Spatial annotation entries
==============================
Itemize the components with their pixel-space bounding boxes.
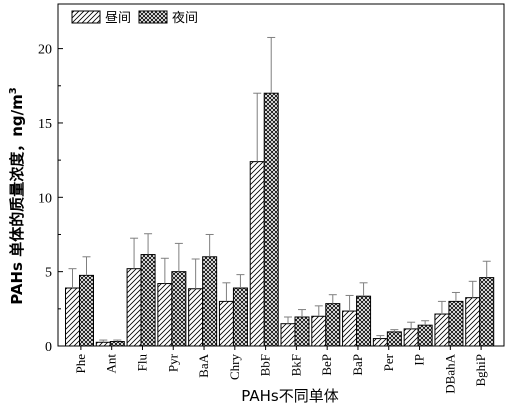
x-tick-label-phe: Phe	[73, 354, 88, 374]
bar-night-bbf	[263, 92, 279, 347]
x-tick-label-flu: Flu	[134, 354, 149, 372]
bar-night-baa	[202, 256, 218, 347]
bar-night-flu	[140, 254, 156, 347]
y-axis-title-group: PAHs 单体的质量浓度，ng/m3	[8, 87, 26, 304]
y-tick-label-20: 20	[38, 43, 52, 58]
legend: 昼间 夜间	[71, 10, 198, 26]
bar-day-dbaha	[434, 313, 450, 347]
x-axis-title: PAHs不同单体	[241, 387, 338, 405]
y-axis-title: PAHs 单体的质量浓度，ng/m3	[8, 87, 26, 304]
bar-day-baa	[188, 288, 204, 347]
x-tick-label-bap: BaP	[350, 354, 365, 376]
plot-area	[65, 36, 495, 347]
bar-night-bap	[356, 295, 372, 347]
y-tick-label-0: 0	[45, 340, 52, 355]
bar-day-chry	[218, 300, 234, 347]
x-tick-label-dbaha: DBahA	[442, 353, 457, 393]
x-tick-label-bghip: BghiP	[473, 354, 488, 387]
bar-night-per	[386, 331, 402, 347]
bar-day-ip	[403, 328, 419, 347]
bar-day-pyr	[157, 283, 173, 347]
x-tick-label-ant: Ant	[104, 354, 119, 374]
plot-frame	[57, 3, 505, 347]
bar-day-phe	[65, 287, 80, 347]
legend-swatch-night	[138, 10, 168, 24]
bar-day-bep	[311, 315, 327, 347]
bar-day-per	[372, 338, 388, 347]
bar-night-bep	[325, 303, 341, 347]
bar-night-pyr	[171, 271, 187, 347]
y-axis-ticks: 0 5 10 15 20	[38, 43, 482, 355]
x-tick-label-pyr: Pyr	[165, 353, 180, 372]
legend-swatch-day	[71, 10, 101, 24]
bar-night-bghip	[479, 277, 495, 347]
x-tick-label-bkf: BkF	[288, 354, 303, 376]
bar-day-bghip	[465, 297, 481, 347]
x-tick-label-per: Per	[381, 353, 396, 371]
bar-day-bap	[342, 310, 358, 347]
bar-night-ant	[109, 341, 125, 347]
x-tick-label-bbf: BbF	[258, 354, 273, 376]
legend-label-night: 夜间	[172, 11, 198, 26]
bar-night-chry	[232, 287, 248, 347]
bar-night-bkf	[294, 316, 310, 347]
x-tick-label-ip: IP	[412, 354, 427, 366]
x-tick-label-baa: BaA	[196, 353, 211, 377]
bar-day-bbf	[249, 161, 265, 347]
legend-label-day: 昼间	[105, 11, 131, 26]
bar-day-flu	[126, 268, 142, 347]
bar-day-bkf	[280, 323, 296, 347]
x-tick-label-chry: Chry	[227, 354, 242, 381]
bar-day-ant	[95, 341, 111, 347]
x-axis-tick-labels: Phe Ant Flu Pyr BaA Chry BbF BkF BeP BaP Per IP DBah…	[73, 353, 488, 393]
bar-night-phe	[79, 274, 94, 347]
y-tick-label-15: 15	[38, 117, 52, 132]
bar-night-dbaha	[448, 300, 464, 347]
x-tick-label-bep: BeP	[319, 354, 334, 376]
y-tick-label-10: 10	[38, 191, 52, 206]
bar-night-ip	[417, 324, 433, 347]
y-axis-title-superscript: 3	[8, 87, 19, 94]
y-tick-label-5: 5	[45, 266, 52, 281]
==============================
Lay out every line of the entries above as a numbered list, omitting blank lines. Leave the pictures out of your answer.

» TASK RESULT
1. Itemize the components with their pixel-space bounding boxes.
2. x-tick-label-phe: Phe	[73, 354, 88, 374]
3. bar-night-bbf	[263, 92, 279, 347]
4. x-tick-label-flu: Flu	[134, 354, 149, 372]
5. bar-night-baa	[202, 256, 218, 347]
6. bar-night-flu	[140, 254, 156, 347]
7. y-axis-title-group: PAHs 单体的质量浓度，ng/m3	[8, 87, 26, 304]
8. y-tick-label-20: 20	[38, 43, 52, 58]
9. legend: 昼间 夜间	[71, 10, 198, 26]
10. bar-day-dbaha	[434, 313, 450, 347]
11. x-axis-title: PAHs不同单体	[241, 387, 338, 405]
12. y-axis-title: PAHs 单体的质量浓度，ng/m3	[8, 87, 26, 304]
13. bar-day-baa	[188, 288, 204, 347]
14. x-tick-label-bap: BaP	[350, 354, 365, 376]
15. plot-area	[65, 36, 495, 347]
16. bar-night-bap	[356, 295, 372, 347]
17. y-tick-label-0: 0	[45, 340, 52, 355]
18. bar-day-chry	[218, 300, 234, 347]
19. x-tick-label-dbaha: DBahA	[442, 353, 457, 393]
20. x-tick-label-bghip: BghiP	[473, 354, 488, 387]
21. bar-night-per	[386, 331, 402, 347]
22. bar-day-ip	[403, 328, 419, 347]
23. bar-day-pyr	[157, 283, 173, 347]
24. x-tick-label-ant: Ant	[104, 354, 119, 374]
25. plot-frame	[57, 3, 505, 347]
26. bar-day-phe	[65, 287, 80, 347]
27. legend-swatch-night	[138, 10, 168, 24]
28. bar-day-bep	[311, 315, 327, 347]
29. bar-day-per	[372, 338, 388, 347]
30. bar-night-bep	[325, 303, 341, 347]
31. bar-night-pyr	[171, 271, 187, 347]
32. y-axis-ticks: 0 5 10 15 20	[38, 43, 482, 355]
33. x-tick-label-pyr: Pyr	[165, 353, 180, 372]
34. legend-swatch-day	[71, 10, 101, 24]
35. bar-night-bghip	[479, 277, 495, 347]
36. x-tick-label-bkf: BkF	[288, 354, 303, 376]
37. bar-day-bghip	[465, 297, 481, 347]
38. x-tick-label-per: Per	[381, 353, 396, 371]
39. bar-day-bap	[342, 310, 358, 347]
40. bar-night-ant	[109, 341, 125, 347]
41. x-tick-label-bbf: BbF	[258, 354, 273, 376]
42. legend-label-night: 夜间	[172, 11, 198, 26]
43. bar-night-chry	[232, 287, 248, 347]
44. bar-night-bkf	[294, 316, 310, 347]
45. x-tick-label-ip: IP	[412, 354, 427, 366]
46. x-tick-label-baa: BaA	[196, 353, 211, 377]
47. bar-day-bbf	[249, 161, 265, 347]
48. legend-label-day: 昼间	[105, 11, 131, 26]
49. bar-day-flu	[126, 268, 142, 347]
50. bar-day-bkf	[280, 323, 296, 347]
51. x-tick-label-chry: Chry	[227, 354, 242, 381]
52. bar-day-ant	[95, 341, 111, 347]
53. x-axis-tick-labels: Phe Ant Flu Pyr BaA Chry BbF BkF BeP BaP Per IP DBah…	[73, 353, 488, 393]
54. bar-night-phe	[79, 274, 94, 347]
55. y-tick-label-15: 15	[38, 117, 52, 132]
56. bar-night-dbaha	[448, 300, 464, 347]
57. x-tick-label-bep: BeP	[319, 354, 334, 376]
58. y-tick-label-10: 10	[38, 191, 52, 206]
59. bar-night-ip	[417, 324, 433, 347]
60. y-axis-title-superscript: 3	[8, 87, 19, 94]
61. y-tick-label-5: 5	[45, 266, 52, 281]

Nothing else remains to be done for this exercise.